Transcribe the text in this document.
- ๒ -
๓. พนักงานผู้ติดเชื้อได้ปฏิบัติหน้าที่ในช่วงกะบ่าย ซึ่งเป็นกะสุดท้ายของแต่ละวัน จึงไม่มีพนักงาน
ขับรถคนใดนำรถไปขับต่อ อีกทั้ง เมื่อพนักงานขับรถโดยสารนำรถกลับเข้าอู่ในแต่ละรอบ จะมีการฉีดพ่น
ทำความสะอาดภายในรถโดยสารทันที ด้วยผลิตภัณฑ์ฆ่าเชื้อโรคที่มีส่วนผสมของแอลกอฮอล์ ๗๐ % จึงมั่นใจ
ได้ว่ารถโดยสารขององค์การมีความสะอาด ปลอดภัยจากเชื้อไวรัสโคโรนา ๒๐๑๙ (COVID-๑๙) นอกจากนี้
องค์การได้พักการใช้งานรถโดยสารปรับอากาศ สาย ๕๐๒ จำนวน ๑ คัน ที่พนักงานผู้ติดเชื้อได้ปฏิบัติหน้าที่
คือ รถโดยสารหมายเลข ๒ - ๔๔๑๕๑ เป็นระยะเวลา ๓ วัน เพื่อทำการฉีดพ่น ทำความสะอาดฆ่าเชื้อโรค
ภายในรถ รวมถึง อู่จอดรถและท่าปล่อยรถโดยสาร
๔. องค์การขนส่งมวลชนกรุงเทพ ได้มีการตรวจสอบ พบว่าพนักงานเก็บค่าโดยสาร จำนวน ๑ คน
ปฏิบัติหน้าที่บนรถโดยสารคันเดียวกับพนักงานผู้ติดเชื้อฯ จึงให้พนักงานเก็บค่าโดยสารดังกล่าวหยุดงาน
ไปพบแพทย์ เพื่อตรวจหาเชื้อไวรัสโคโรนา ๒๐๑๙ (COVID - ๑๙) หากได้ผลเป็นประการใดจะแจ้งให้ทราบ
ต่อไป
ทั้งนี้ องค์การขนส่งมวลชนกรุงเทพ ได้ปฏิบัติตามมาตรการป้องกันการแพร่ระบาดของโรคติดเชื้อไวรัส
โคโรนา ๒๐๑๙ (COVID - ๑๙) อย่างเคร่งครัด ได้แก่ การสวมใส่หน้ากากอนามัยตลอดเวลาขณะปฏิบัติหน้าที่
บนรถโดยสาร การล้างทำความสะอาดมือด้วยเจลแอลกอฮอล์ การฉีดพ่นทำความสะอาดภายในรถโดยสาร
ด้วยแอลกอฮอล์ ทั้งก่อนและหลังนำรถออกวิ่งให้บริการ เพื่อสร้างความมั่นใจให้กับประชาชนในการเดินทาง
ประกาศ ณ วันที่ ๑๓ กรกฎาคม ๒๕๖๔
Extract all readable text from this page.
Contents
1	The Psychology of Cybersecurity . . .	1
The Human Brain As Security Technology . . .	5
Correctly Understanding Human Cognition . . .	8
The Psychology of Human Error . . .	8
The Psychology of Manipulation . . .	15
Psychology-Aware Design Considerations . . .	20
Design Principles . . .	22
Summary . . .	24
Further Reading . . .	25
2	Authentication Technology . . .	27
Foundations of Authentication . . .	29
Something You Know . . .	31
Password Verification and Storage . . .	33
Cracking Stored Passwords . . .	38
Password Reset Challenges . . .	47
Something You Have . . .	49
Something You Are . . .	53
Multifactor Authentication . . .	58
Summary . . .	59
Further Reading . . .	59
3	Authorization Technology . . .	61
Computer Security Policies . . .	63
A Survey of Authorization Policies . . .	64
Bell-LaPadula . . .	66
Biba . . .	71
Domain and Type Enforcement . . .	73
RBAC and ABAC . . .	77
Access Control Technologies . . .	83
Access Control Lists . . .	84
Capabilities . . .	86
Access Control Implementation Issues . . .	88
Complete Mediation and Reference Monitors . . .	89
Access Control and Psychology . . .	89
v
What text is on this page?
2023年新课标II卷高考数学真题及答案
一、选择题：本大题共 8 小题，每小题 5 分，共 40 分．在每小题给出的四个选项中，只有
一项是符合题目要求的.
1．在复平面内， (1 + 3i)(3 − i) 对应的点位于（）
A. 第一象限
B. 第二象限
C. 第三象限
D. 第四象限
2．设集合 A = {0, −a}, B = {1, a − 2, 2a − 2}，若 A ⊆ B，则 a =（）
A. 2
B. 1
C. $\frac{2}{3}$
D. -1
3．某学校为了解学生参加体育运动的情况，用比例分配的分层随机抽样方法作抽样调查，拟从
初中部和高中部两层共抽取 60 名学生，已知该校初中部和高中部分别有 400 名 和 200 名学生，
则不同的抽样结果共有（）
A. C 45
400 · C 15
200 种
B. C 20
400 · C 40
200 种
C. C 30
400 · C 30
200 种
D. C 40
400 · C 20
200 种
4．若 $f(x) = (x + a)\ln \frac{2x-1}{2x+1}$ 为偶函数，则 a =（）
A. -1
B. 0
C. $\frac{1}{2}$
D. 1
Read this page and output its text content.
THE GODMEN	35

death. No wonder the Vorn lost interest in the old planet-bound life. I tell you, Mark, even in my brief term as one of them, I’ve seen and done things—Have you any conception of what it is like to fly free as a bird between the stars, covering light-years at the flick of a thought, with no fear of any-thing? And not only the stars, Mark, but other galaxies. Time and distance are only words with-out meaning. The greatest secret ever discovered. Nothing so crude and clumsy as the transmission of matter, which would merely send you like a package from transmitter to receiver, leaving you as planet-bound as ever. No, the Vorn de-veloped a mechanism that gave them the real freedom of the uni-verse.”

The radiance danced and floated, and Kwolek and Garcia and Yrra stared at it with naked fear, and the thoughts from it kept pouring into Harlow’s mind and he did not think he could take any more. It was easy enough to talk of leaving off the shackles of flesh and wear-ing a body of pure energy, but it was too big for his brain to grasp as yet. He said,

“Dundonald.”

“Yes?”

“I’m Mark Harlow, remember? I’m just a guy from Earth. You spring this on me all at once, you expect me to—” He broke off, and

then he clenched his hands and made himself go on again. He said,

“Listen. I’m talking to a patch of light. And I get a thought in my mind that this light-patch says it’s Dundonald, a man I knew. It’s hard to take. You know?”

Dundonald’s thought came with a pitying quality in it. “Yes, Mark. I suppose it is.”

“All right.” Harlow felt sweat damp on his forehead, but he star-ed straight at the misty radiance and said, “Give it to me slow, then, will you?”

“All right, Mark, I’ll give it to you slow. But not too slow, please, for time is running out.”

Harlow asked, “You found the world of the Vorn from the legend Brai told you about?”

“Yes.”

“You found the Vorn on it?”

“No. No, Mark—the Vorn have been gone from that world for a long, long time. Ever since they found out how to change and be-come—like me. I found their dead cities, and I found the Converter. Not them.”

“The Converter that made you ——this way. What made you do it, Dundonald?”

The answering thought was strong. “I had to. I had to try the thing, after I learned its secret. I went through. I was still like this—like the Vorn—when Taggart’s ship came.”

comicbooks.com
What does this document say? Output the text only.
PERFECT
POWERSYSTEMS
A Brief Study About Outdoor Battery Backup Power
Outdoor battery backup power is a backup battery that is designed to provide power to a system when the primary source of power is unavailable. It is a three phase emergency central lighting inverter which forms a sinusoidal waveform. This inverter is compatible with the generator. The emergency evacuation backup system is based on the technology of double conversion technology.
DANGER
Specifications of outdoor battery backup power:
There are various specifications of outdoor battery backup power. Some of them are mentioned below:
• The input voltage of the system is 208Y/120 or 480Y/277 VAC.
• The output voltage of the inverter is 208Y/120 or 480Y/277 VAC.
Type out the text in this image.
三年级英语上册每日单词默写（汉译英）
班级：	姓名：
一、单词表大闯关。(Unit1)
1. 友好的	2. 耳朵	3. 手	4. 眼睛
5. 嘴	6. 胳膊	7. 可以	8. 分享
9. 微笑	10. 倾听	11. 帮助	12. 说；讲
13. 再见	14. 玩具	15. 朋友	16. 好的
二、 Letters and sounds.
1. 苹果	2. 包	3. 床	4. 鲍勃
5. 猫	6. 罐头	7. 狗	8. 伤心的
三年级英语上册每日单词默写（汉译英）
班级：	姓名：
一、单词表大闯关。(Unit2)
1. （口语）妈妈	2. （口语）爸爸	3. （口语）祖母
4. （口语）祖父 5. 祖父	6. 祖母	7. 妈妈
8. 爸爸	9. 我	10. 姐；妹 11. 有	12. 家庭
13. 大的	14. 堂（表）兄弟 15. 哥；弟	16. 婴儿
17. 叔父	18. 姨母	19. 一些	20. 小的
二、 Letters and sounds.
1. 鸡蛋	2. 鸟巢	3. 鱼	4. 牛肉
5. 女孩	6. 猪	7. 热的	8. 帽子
------------
-- PROBLEM DESCRIPTION --
Make a tally of the lines in this data that include the string "which", and answer with that tally alone.

-- SOLUTION TO THIS PROBLEM --
2